**EXERCISE**
Pull out every line containing the string "words".

**GIVEN RECORDS**
--------------------------------
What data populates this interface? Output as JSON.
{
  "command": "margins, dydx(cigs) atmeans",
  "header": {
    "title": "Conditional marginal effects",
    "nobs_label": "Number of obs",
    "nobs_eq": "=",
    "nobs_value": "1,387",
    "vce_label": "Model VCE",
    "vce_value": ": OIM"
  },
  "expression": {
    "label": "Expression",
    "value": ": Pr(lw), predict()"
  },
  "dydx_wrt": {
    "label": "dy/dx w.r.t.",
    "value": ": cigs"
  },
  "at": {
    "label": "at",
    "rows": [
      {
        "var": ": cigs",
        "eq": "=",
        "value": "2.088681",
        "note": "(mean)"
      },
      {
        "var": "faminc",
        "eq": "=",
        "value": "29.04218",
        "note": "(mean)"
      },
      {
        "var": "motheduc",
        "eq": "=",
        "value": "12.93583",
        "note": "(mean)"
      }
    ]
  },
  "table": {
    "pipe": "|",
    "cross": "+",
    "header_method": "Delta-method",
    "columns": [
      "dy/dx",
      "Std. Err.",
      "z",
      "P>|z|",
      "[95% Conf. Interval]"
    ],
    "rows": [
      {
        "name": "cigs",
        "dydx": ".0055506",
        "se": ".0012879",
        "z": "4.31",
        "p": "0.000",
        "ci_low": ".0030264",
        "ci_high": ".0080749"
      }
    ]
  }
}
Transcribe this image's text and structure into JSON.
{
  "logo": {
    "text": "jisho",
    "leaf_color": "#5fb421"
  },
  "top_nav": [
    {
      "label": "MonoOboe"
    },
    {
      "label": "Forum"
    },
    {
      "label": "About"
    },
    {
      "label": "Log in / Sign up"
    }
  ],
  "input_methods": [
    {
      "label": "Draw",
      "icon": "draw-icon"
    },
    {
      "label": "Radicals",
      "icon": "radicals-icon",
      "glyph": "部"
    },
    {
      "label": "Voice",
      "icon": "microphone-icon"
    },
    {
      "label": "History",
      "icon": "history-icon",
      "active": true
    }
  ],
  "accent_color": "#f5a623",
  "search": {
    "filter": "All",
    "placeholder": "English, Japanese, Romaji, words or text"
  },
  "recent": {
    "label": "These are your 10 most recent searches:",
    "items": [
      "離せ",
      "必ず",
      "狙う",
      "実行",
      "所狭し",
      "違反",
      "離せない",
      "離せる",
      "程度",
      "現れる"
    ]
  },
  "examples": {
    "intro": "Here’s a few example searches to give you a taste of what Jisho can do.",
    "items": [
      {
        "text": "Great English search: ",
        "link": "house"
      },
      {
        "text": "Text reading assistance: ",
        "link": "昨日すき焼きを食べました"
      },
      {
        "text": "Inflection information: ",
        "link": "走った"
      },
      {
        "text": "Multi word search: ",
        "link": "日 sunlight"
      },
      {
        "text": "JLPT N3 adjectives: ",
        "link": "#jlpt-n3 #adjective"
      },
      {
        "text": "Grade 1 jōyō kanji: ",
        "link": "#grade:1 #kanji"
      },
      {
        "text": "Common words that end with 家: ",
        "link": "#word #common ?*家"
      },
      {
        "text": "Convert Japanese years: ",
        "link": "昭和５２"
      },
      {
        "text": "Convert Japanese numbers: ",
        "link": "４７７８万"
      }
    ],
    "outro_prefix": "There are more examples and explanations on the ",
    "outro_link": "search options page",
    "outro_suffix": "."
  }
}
--------------------------------
**OUTPUT**
    "placeholder": "English, Japanese, Romaji, words or text"
        "text": "Common words that end with 家: ",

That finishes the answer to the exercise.